TASK TO COMPLETE: Go through the records underneath and count the lines that include the string "rovnice". Give nothing but the number.

Collected data
* begin *

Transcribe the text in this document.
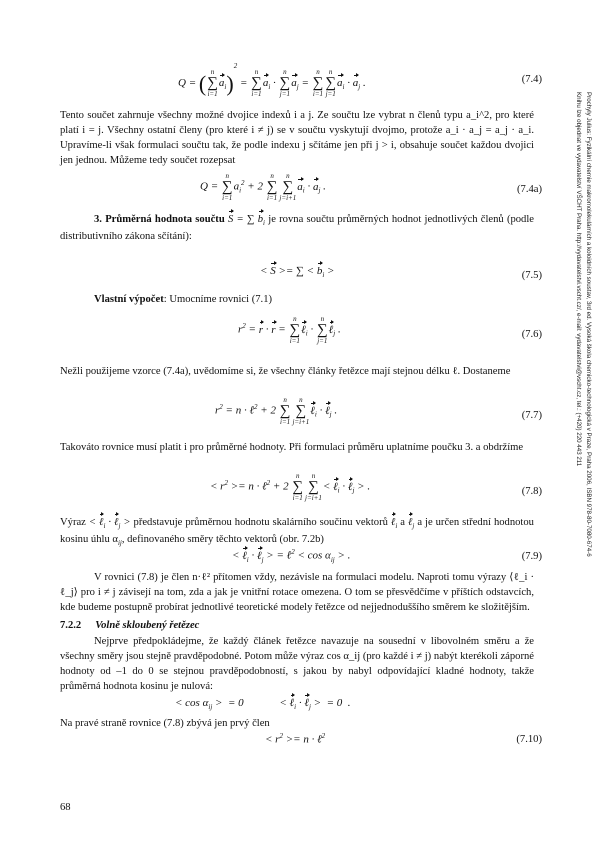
Q = ( n
∑
i=1
$a_i)^2$ =
n
∑
i=1
$a_i$ ·
n
∑
j=1
$a_j$ =
n
∑
i=1
n
∑
j=1
$a_i \cdot a_j$ .	(7.4)

Tento součet zahrnuje všechny možné dvojice indexů i a j. Ze součtu lze vybrat n členů typu a_i^2, pro které platí i = j. Všechny ostatní členy (pro které i ≠ j) se v součtu vyskytují dvojmo, protože a_i · a_j = a_j · a_i. Upravíme-li však formulaci součtu tak, že podle indexu j sčítáme jen při j > i, obsahuje součet každou dvojici jen jednou. Můžeme tedy součet rozepsat

Q =
n
∑
i=1
$a_i^2 + 2$
n
∑
i=1
n
∑
j=i+1
$a_i \cdot a_j$ .	(7.4a)

3. Průměrná hodnota součtu S = ∑ $b_i$ je rovna součtu průměrných hodnot jednotlivých členů (podle distributivního zákona sčítání):

< S >= ∑ < $b_i$ >	(7.5)

Vlastní výpočet: Umocníme rovnici (7.1)

$r^2 = r \cdot r$ =
n
∑
i=1
ℓ$_i$ ·
n
∑
j=1
ℓ$_j$ .	(7.6)

Nežli použijeme vzorce (7.4a), uvědomíme si, že všechny články řetězce mají stejnou délku ℓ. Dostaneme

$r^2 = n$ · ℓ$^2$ + 2
n
∑
i=1
n
∑
j=i+1
ℓ$_i$ · ℓ$_j$ .	(7.7)

Takováto rovnice musí platit i pro průměrné hodnoty. Při formulaci průměru uplatníme poučku 3. a obdržíme

< $r^2 >= n$ · ℓ$^2$ + 2
n
∑
i=1
n
∑
j=i+1
< ℓ$_i$ · ℓ$_j$ > .	(7.8)

Výraz < ℓ$_i$ · ℓ$_j$ > představuje průměrnou hodnotu skalárního součinu vektorů ℓ$_i$ a ℓ$_j$ a je určen střední hodnotou kosinu úhlu $\alpha_{ij}$, definovaného směry těchto vektorů (obr. 7.2b)

< ℓ$_i$ · ℓ$_j$ > = ℓ$^2$ < $\cos \alpha_{ij}$ > .	(7.9)

V rovnici (7.8) je člen n·ℓ² přítomen vždy, nezávisle na formulaci modelu. Naproti tomu výrazy ⟨ℓ_i · ℓ_j⟩ pro i ≠ j závisejí na tom, zda a jak je vnitřní rotace omezena. O tom se přesvědčíme v příštích odstavcích, kde budeme postupně probírat jednotlivé teoretické modely řetězce od nejjednoduššího směrem ke složitějším.

7.2.2 Volně skloubený řetězec

Nejprve předpokládejme, že každý článek řetězce navazuje na sousední v libovolném směru a že všechny směry jsou stejně pravděpodobné. Potom může výraz cos α_ij (pro každé i ≠ j) nabýt kterékoli záporné hodnoty od –1 do 0 se stejnou pravděpodobností, s jakou by nabyl odpovídající kladné hodnoty, takže průměrná hodnota kosinu je nulová:

< $\cos \alpha_{ij}$ >  = 0             < ℓ$_i$ · ℓ$_j$ >  = 0  .

Na pravé straně rovnice (7.8) zbývá jen prvý člen

< $r^2 >= n$ · ℓ$^2$	(7.10)
68
Prochyly Julius: Fyzikální chemie makromolekulárních a koloidních soustav, 3rd ed. Vysoká škola chemicko-technologická v Praze, Praha 2006, ISBN 978-80-7080-674-6
Knihu lze objednat ve vydavatelství VŠCHT Praha. http://vydavatelstvi.vscht.cz/, e-mail: vydavatelstvi@vscht.cz, tel.: (+420) 220 443 211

* end *

EXERCISE RESPONSE: 2